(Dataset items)
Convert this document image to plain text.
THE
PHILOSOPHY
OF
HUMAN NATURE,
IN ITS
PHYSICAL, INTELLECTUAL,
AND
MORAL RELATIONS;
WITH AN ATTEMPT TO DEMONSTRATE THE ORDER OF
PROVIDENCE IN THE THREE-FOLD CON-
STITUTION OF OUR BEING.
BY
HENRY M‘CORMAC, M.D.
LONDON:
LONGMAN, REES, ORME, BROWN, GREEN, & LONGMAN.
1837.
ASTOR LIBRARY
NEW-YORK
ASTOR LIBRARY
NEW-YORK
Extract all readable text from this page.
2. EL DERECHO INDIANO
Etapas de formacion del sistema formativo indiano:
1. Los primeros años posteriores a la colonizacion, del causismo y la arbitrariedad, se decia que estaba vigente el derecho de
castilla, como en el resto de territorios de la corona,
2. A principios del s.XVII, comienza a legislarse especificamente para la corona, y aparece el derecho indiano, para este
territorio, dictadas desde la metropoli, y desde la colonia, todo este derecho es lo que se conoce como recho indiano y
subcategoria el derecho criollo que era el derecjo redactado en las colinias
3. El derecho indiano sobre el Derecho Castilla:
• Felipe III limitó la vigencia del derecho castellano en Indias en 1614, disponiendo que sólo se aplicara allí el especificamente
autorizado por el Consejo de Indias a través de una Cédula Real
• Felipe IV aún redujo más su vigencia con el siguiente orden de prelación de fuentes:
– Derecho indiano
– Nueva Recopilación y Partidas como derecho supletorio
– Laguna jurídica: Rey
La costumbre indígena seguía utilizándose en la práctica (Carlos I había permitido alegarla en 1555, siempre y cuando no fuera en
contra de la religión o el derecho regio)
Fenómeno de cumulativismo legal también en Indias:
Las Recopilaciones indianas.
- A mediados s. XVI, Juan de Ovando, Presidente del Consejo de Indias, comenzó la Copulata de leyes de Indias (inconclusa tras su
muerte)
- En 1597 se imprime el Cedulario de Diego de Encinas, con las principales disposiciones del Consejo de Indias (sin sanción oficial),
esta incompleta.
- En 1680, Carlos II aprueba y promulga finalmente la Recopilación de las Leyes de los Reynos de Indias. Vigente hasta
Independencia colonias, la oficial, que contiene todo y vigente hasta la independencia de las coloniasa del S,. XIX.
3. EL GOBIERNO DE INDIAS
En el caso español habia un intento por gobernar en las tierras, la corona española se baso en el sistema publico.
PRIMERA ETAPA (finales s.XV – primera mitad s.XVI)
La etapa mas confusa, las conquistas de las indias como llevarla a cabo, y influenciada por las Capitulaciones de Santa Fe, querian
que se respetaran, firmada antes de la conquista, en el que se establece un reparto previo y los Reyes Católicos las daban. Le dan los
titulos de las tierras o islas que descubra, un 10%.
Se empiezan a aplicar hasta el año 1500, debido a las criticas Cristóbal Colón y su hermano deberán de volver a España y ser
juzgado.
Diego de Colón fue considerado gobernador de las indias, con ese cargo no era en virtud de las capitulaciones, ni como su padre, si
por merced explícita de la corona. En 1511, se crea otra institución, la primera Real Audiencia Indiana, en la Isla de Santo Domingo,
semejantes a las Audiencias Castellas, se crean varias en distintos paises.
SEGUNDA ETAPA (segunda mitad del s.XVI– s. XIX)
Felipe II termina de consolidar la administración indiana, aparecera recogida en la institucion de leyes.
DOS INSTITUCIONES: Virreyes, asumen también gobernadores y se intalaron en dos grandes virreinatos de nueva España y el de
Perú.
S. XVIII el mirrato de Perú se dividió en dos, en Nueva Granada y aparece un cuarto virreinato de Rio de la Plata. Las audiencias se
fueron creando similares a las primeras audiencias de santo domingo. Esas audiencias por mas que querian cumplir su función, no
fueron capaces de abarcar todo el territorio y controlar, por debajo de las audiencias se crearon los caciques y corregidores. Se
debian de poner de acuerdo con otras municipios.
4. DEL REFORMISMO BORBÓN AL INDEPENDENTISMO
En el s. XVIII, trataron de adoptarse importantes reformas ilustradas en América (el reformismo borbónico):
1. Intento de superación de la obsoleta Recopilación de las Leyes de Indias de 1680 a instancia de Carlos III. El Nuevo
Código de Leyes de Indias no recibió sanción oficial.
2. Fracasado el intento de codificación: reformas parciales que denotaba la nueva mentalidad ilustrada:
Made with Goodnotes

GOAL:
Quote every line of the data, word for word.

REPLY TO THE EXERCISE:
Convert this document image to plain text.
THE
PHILOSOPHY
OF
HUMAN NATURE,
IN ITS
PHYSICAL, INTELLECTUAL,
AND
MORAL RELATIONS;
WITH AN ATTEMPT TO DEMONSTRATE THE ORDER OF
PROVIDENCE IN THE THREE-FOLD CON-
STITUTION OF OUR BEING.
BY
HENRY M‘CORMAC, M.D.
LONDON:
LONGMAN, REES, ORME, BROWN, GREEN, & LONGMAN.
1837.
ASTOR LIBRARY
NEW-YORK
ASTOR LIBRARY
NEW-YORK
Extract all readable text from this page.
2. EL DERECHO INDIANO
Etapas de formacion del sistema formativo indiano:
1. Los primeros años posteriores a la colonizacion, del causismo y la arbitrariedad, se decia que estaba vigente el derecho de
castilla, como en el resto de territorios de la corona,
2. A principios del s.XVII, comienza a legislarse especificamente para la corona, y aparece el derecho indiano, para este
territorio, dictadas desde la metropoli, y desde la colonia, todo este derecho es lo que se conoce como recho indiano y
subcategoria el derecho criollo que era el derecjo redactado en las colinias
3. El derecho indiano sobre el Derecho Castilla:
• Felipe III limitó la vigencia del derecho castellano en Indias en 1614, disponiendo que sólo se aplicara allí el especificamente
autorizado por el Consejo de Indias a través de una Cédula Real
• Felipe IV aún redujo más su vigencia con el siguiente orden de prelación de fuentes:
– Derecho indiano
– Nueva Recopilación y Partidas como derecho supletorio
– Laguna jurídica: Rey
La costumbre indígena seguía utilizándose en la práctica (Carlos I había permitido alegarla en 1555, siempre y cuando no fuera en
contra de la religión o el derecho regio)
Fenómeno de cumulativismo legal también en Indias:
Las Recopilaciones indianas.
- A mediados s. XVI, Juan de Ovando, Presidente del Consejo de Indias, comenzó la Copulata de leyes de Indias (inconclusa tras su
muerte)
- En 1597 se imprime el Cedulario de Diego de Encinas, con las principales disposiciones del Consejo de Indias (sin sanción oficial),
esta incompleta.
- En 1680, Carlos II aprueba y promulga finalmente la Recopilación de las Leyes de los Reynos de Indias. Vigente hasta
Independencia colonias, la oficial, que contiene todo y vigente hasta la independencia de las coloniasa del S,. XIX.
3. EL GOBIERNO DE INDIAS
En el caso español habia un intento por gobernar en las tierras, la corona española se baso en el sistema publico.
PRIMERA ETAPA (finales s.XV – primera mitad s.XVI)
La etapa mas confusa, las conquistas de las indias como llevarla a cabo, y influenciada por las Capitulaciones de Santa Fe, querian
que se respetaran, firmada antes de la conquista, en el que se establece un reparto previo y los Reyes Católicos las daban. Le dan los
titulos de las tierras o islas que descubra, un 10%.
Se empiezan a aplicar hasta el año 1500, debido a las criticas Cristóbal Colón y su hermano deberán de volver a España y ser
juzgado.
Diego de Colón fue considerado gobernador de las indias, con ese cargo no era en virtud de las capitulaciones, ni como su padre, si
por merced explícita de la corona. En 1511, se crea otra institución, la primera Real Audiencia Indiana, en la Isla de Santo Domingo,
semejantes a las Audiencias Castellas, se crean varias en distintos paises.
SEGUNDA ETAPA (segunda mitad del s.XVI– s. XIX)
Felipe II termina de consolidar la administración indiana, aparecera recogida en la institucion de leyes.
DOS INSTITUCIONES: Virreyes, asumen también gobernadores y se intalaron en dos grandes virreinatos de nueva España y el de
Perú.
S. XVIII el mirrato de Perú se dividió en dos, en Nueva Granada y aparece un cuarto virreinato de Rio de la Plata. Las audiencias se
fueron creando similares a las primeras audiencias de santo domingo. Esas audiencias por mas que querian cumplir su función, no
fueron capaces de abarcar todo el territorio y controlar, por debajo de las audiencias se crearon los caciques y corregidores. Se
debian de poner de acuerdo con otras municipios.
4. DEL REFORMISMO BORBÓN AL INDEPENDENTISMO
En el s. XVIII, trataron de adoptarse importantes reformas ilustradas en América (el reformismo borbónico):
1. Intento de superación de la obsoleta Recopilación de las Leyes de Indias de 1680 a instancia de Carlos III. El Nuevo
Código de Leyes de Indias no recibió sanción oficial.
2. Fracasado el intento de codificación: reformas parciales que denotaba la nueva mentalidad ilustrada:
Made with Goodnotes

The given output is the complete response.